## START

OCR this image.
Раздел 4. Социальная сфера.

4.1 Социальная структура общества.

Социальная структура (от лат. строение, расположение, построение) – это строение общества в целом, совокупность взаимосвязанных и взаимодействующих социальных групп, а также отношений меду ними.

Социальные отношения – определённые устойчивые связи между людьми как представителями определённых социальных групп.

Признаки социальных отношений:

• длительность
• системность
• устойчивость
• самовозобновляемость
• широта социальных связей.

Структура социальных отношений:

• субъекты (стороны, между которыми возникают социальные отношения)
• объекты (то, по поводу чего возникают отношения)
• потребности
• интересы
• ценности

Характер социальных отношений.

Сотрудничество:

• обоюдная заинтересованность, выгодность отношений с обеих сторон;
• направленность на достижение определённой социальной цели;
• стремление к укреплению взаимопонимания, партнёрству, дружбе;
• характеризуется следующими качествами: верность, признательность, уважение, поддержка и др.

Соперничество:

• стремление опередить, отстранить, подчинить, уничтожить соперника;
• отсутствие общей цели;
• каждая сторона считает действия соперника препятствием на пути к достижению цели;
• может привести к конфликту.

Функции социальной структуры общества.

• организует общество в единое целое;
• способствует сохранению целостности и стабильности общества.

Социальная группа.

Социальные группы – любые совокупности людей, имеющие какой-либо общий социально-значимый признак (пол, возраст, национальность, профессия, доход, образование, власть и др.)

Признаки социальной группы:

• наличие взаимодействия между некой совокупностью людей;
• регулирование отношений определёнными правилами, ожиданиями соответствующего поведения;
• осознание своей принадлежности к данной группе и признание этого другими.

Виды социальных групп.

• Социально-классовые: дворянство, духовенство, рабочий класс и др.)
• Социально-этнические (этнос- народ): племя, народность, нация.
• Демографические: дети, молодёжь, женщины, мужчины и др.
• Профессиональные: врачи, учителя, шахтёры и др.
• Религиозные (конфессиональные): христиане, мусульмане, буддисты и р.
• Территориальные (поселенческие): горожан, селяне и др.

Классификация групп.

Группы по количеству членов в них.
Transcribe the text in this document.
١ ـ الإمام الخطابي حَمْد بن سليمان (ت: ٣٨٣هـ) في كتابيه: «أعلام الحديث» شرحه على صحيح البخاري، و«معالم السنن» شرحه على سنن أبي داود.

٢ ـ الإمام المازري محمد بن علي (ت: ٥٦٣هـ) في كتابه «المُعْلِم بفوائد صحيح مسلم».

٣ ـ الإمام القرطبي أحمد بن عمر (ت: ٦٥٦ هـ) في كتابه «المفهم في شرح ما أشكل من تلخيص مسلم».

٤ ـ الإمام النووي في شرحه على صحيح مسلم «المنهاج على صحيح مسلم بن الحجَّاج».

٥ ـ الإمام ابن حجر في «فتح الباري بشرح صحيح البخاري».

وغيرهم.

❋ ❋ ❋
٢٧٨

## END

Only the lines from the one containing "Transcribe the text in this document." through the end of the entries above belong in the answer; repeat them exactly.

Final result |
Transcribe the text in this document.
١ ـ الإمام الخطابي حَمْد بن سليمان (ت: ٣٨٣هـ) في كتابيه: «أعلام الحديث» شرحه على صحيح البخاري، و«معالم السنن» شرحه على سنن أبي داود.

٢ ـ الإمام المازري محمد بن علي (ت: ٥٦٣هـ) في كتابه «المُعْلِم بفوائد صحيح مسلم».

٣ ـ الإمام القرطبي أحمد بن عمر (ت: ٦٥٦ هـ) في كتابه «المفهم في شرح ما أشكل من تلخيص مسلم».

٤ ـ الإمام النووي في شرحه على صحيح مسلم «المنهاج على صحيح مسلم بن الحجَّاج».

٥ ـ الإمام ابن حجر في «فتح الباري بشرح صحيح البخاري».

وغيرهم.

❋ ❋ ❋
٢٧٨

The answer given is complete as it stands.